[Dataset rows]
* Start *
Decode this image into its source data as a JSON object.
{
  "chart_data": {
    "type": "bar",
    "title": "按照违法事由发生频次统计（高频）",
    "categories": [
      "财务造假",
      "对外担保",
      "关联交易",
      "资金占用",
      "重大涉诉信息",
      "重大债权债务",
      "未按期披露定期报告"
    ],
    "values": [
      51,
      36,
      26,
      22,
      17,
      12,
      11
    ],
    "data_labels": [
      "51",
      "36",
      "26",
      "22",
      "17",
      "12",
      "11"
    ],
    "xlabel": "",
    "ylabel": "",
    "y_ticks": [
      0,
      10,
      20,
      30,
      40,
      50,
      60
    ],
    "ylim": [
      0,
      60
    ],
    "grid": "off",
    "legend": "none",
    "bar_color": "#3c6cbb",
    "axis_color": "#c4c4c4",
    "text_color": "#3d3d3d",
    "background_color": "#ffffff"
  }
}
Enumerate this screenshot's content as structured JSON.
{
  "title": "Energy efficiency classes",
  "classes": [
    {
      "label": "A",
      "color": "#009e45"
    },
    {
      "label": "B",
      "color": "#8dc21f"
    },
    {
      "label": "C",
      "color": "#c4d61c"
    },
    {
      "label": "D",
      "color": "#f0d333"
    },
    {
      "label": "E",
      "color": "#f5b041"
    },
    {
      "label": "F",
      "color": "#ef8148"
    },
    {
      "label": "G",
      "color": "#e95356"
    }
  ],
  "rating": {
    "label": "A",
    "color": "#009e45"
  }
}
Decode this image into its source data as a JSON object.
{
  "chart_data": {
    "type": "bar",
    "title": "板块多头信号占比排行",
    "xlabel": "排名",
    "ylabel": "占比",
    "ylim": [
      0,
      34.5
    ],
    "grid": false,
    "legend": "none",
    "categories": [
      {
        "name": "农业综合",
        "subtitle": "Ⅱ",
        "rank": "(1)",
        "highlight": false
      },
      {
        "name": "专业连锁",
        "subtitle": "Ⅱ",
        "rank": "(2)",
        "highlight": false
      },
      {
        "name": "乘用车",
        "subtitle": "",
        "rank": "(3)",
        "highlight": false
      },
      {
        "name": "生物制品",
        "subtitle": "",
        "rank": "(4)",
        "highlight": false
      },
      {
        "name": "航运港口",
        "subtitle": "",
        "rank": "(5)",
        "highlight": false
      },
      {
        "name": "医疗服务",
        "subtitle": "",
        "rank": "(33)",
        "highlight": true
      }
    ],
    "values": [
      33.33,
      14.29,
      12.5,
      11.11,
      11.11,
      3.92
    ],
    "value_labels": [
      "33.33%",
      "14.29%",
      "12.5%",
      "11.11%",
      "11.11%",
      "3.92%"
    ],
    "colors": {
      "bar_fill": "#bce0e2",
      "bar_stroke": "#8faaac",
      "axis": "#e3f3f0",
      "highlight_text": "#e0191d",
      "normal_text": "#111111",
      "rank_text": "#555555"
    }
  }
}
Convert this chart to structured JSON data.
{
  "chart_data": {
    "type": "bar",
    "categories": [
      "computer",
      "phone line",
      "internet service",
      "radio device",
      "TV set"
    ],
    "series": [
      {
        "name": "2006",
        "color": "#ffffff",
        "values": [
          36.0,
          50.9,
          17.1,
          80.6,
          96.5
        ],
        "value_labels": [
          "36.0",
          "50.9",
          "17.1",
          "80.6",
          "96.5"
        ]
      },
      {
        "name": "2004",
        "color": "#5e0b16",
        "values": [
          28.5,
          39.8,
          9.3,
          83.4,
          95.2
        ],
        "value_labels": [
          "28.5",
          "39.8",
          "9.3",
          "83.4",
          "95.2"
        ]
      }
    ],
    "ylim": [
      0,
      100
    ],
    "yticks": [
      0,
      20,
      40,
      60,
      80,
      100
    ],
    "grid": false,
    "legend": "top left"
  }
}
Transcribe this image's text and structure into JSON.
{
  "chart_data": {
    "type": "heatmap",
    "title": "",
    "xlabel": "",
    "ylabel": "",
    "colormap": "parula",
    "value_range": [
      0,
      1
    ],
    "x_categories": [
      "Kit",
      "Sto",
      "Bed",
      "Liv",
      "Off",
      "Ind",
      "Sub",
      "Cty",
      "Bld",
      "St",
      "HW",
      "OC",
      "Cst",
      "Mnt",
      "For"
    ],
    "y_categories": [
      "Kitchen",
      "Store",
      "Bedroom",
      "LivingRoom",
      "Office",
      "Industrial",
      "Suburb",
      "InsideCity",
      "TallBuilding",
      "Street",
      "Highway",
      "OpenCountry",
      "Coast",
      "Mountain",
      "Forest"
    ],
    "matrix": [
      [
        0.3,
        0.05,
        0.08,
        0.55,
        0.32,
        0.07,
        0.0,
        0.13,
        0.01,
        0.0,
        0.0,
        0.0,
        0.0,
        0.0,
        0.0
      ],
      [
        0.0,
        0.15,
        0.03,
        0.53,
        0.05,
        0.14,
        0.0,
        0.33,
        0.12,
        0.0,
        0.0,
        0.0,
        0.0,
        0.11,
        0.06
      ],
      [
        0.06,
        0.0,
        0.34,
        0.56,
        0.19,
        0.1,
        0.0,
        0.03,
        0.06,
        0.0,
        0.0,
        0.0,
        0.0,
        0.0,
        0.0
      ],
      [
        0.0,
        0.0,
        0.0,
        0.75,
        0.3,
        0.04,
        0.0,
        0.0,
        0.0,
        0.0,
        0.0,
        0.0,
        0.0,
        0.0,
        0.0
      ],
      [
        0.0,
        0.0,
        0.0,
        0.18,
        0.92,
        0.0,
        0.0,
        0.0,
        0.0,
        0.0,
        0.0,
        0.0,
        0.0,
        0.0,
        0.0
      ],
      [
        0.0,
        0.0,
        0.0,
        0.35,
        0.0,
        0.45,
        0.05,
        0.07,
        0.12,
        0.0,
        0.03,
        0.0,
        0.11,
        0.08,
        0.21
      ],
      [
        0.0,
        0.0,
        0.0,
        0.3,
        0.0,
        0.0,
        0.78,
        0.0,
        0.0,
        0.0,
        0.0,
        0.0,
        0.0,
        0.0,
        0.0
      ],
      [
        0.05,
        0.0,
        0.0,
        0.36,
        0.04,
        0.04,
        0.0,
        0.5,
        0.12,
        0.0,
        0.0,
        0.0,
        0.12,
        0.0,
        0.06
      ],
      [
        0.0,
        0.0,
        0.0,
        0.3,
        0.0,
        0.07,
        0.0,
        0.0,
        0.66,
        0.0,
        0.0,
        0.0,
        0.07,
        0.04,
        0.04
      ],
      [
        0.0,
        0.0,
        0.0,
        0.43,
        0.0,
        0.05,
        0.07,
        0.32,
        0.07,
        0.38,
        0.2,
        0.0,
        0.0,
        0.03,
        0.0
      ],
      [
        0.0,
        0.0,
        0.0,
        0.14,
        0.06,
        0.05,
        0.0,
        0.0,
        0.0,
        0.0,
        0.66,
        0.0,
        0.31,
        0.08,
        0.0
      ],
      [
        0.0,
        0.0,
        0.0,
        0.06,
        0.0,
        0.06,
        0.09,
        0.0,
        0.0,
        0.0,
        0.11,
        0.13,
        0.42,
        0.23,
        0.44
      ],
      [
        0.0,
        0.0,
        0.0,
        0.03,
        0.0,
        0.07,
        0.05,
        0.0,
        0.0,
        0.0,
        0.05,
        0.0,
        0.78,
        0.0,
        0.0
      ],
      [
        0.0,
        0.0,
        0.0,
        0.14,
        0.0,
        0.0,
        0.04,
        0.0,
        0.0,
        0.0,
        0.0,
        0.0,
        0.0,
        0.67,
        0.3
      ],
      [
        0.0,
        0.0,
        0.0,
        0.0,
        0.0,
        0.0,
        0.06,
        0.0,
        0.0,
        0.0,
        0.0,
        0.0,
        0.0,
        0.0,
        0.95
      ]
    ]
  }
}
* End *
TASK TO COMPLETE. Extract all the entries word for word.

OUTPUT OF THE TASK.
Decode this image into its source data as a JSON object.
{
  "chart_data": {
    "type": "bar",
    "title": "按照违法事由发生频次统计（高频）",
    "categories": [
      "财务造假",
      "对外担保",
      "关联交易",
      "资金占用",
      "重大涉诉信息",
      "重大债权债务",
      "未按期披露定期报告"
    ],
    "values": [
      51,
      36,
      26,
      22,
      17,
      12,
      11
    ],
    "data_labels": [
      "51",
      "36",
      "26",
      "22",
      "17",
      "12",
      "11"
    ],
    "xlabel": "",
    "ylabel": "",
    "y_ticks": [
      0,
      10,
      20,
      30,
      40,
      50,
      60
    ],
    "ylim": [
      0,
      60
    ],
    "grid": "off",
    "legend": "none",
    "bar_color": "#3c6cbb",
    "axis_color": "#c4c4c4",
    "text_color": "#3d3d3d",
    "background_color": "#ffffff"
  }
}
Enumerate this screenshot's content as structured JSON.
{
  "title": "Energy efficiency classes",
  "classes": [
    {
      "label": "A",
      "color": "#009e45"
    },
    {
      "label": "B",
      "color": "#8dc21f"
    },
    {
      "label": "C",
      "color": "#c4d61c"
    },
    {
      "label": "D",
      "color": "#f0d333"
    },
    {
      "label": "E",
      "color": "#f5b041"
    },
    {
      "label": "F",
      "color": "#ef8148"
    },
    {
      "label": "G",
      "color": "#e95356"
    }
  ],
  "rating": {
    "label": "A",
    "color": "#009e45"
  }
}
Decode this image into its source data as a JSON object.
{
  "chart_data": {
    "type": "bar",
    "title": "板块多头信号占比排行",
    "xlabel": "排名",
    "ylabel": "占比",
    "ylim": [
      0,
      34.5
    ],
    "grid": false,
    "legend": "none",
    "categories": [
      {
        "name": "农业综合",
        "subtitle": "Ⅱ",
        "rank": "(1)",
        "highlight": false
      },
      {
        "name": "专业连锁",
        "subtitle": "Ⅱ",
        "rank": "(2)",
        "highlight": false
      },
      {
        "name": "乘用车",
        "subtitle": "",
        "rank": "(3)",
        "highlight": false
      },
      {
        "name": "生物制品",
        "subtitle": "",
        "rank": "(4)",
        "highlight": false
      },
      {
        "name": "航运港口",
        "subtitle": "",
        "rank": "(5)",
        "highlight": false
      },
      {
        "name": "医疗服务",
        "subtitle": "",
        "rank": "(33)",
        "highlight": true
      }
    ],
    "values": [
      33.33,
      14.29,
      12.5,
      11.11,
      11.11,
      3.92
    ],
    "value_labels": [
      "33.33%",
      "14.29%",
      "12.5%",
      "11.11%",
      "11.11%",
      "3.92%"
    ],
    "colors": {
      "bar_fill": "#bce0e2",
      "bar_stroke": "#8faaac",
      "axis": "#e3f3f0",
      "highlight_text": "#e0191d",
      "normal_text": "#111111",
      "rank_text": "#555555"
    }
  }
}
Convert this chart to structured JSON data.
{
  "chart_data": {
    "type": "bar",
    "categories": [
      "computer",
      "phone line",
      "internet service",
      "radio device",
      "TV set"
    ],
    "series": [
      {
        "name": "2006",
        "color": "#ffffff",
        "values": [
          36.0,
          50.9,
          17.1,
          80.6,
          96.5
        ],
        "value_labels": [
          "36.0",
          "50.9",
          "17.1",
          "80.6",
          "96.5"
        ]
      },
      {
        "name": "2004",
        "color": "#5e0b16",
        "values": [
          28.5,
          39.8,
          9.3,
          83.4,
          95.2
        ],
        "value_labels": [
          "28.5",
          "39.8",
          "9.3",
          "83.4",
          "95.2"
        ]
      }
    ],
    "ylim": [
      0,
      100
    ],
    "yticks": [
      0,
      20,
      40,
      60,
      80,
      100
    ],
    "grid": false,
    "legend": "top left"
  }
}
Transcribe this image's text and structure into JSON.
{
  "chart_data": {
    "type": "heatmap",
    "title": "",
    "xlabel": "",
    "ylabel": "",
    "colormap": "parula",
    "value_range": [
      0,
      1
    ],
    "x_categories": [
      "Kit",
      "Sto",
      "Bed",
      "Liv",
      "Off",
      "Ind",
      "Sub",
      "Cty",
      "Bld",
      "St",
      "HW",
      "OC",
      "Cst",
      "Mnt",
      "For"
    ],
    "y_categories": [
      "Kitchen",
      "Store",
      "Bedroom",
      "LivingRoom",
      "Office",
      "Industrial",
      "Suburb",
      "InsideCity",
      "TallBuilding",
      "Street",
      "Highway",
      "OpenCountry",
      "Coast",
      "Mountain",
      "Forest"
    ],
    "matrix": [
      [
        0.3,
        0.05,
        0.08,
        0.55,
        0.32,
        0.07,
        0.0,
        0.13,
        0.01,
        0.0,
        0.0,
        0.0,
        0.0,
        0.0,
        0.0
      ],
      [
        0.0,
        0.15,
        0.03,
        0.53,
        0.05,
        0.14,
        0.0,
        0.33,
        0.12,
        0.0,
        0.0,
        0.0,
        0.0,
        0.11,
        0.06
      ],
      [
        0.06,
        0.0,
        0.34,
        0.56,
        0.19,
        0.1,
        0.0,
        0.03,
        0.06,
        0.0,
        0.0,
        0.0,
        0.0,
        0.0,
        0.0
      ],
      [
        0.0,
        0.0,
        0.0,
        0.75,
        0.3,
        0.04,
        0.0,
        0.0,
        0.0,
        0.0,
        0.0,
        0.0,
        0.0,
        0.0,
        0.0
      ],
      [
        0.0,
        0.0,
        0.0,
        0.18,
        0.92,
        0.0,
        0.0,
        0.0,
        0.0,
        0.0,
        0.0,
        0.0,
        0.0,
        0.0,
        0.0
      ],
      [
        0.0,
        0.0,
        0.0,
        0.35,
        0.0,
        0.45,
        0.05,
        0.07,
        0.12,
        0.0,
        0.03,
        0.0,
        0.11,
        0.08,
        0.21
      ],
      [
        0.0,
        0.0,
        0.0,
        0.3,
        0.0,
        0.0,
        0.78,
        0.0,
        0.0,
        0.0,
        0.0,
        0.0,
        0.0,
        0.0,
        0.0
      ],
      [
        0.05,
        0.0,
        0.0,
        0.36,
        0.04,
        0.04,
        0.0,
        0.5,
        0.12,
        0.0,
        0.0,
        0.0,
        0.12,
        0.0,
        0.06
      ],
      [
        0.0,
        0.0,
        0.0,
        0.3,
        0.0,
        0.07,
        0.0,
        0.0,
        0.66,
        0.0,
        0.0,
        0.0,
        0.07,
        0.04,
        0.04
      ],
      [
        0.0,
        0.0,
        0.0,
        0.43,
        0.0,
        0.05,
        0.07,
        0.32,
        0.07,
        0.38,
        0.2,
        0.0,
        0.0,
        0.03,
        0.0
      ],
      [
        0.0,
        0.0,
        0.0,
        0.14,
        0.06,
        0.05,
        0.0,
        0.0,
        0.0,
        0.0,
        0.66,
        0.0,
        0.31,
        0.08,
        0.0
      ],
      [
        0.0,
        0.0,
        0.0,
        0.06,
        0.0,
        0.06,
        0.09,
        0.0,
        0.0,
        0.0,
        0.11,
        0.13,
        0.42,
        0.23,
        0.44
      ],
      [
        0.0,
        0.0,
        0.0,
        0.03,
        0.0,
        0.07,
        0.05,
        0.0,
        0.0,
        0.0,
        0.05,
        0.0,
        0.78,
        0.0,
        0.0
      ],
      [
        0.0,
        0.0,
        0.0,
        0.14,
        0.0,
        0.0,
        0.04,
        0.0,
        0.0,
        0.0,
        0.0,
        0.0,
        0.0,
        0.67,
        0.3
      ],
      [
        0.0,
        0.0,
        0.0,
        0.0,
        0.0,
        0.0,
        0.06,
        0.0,
        0.0,
        0.0,
        0.0,
        0.0,
        0.0,
        0.0,
        0.95
      ]
    ]
  }
}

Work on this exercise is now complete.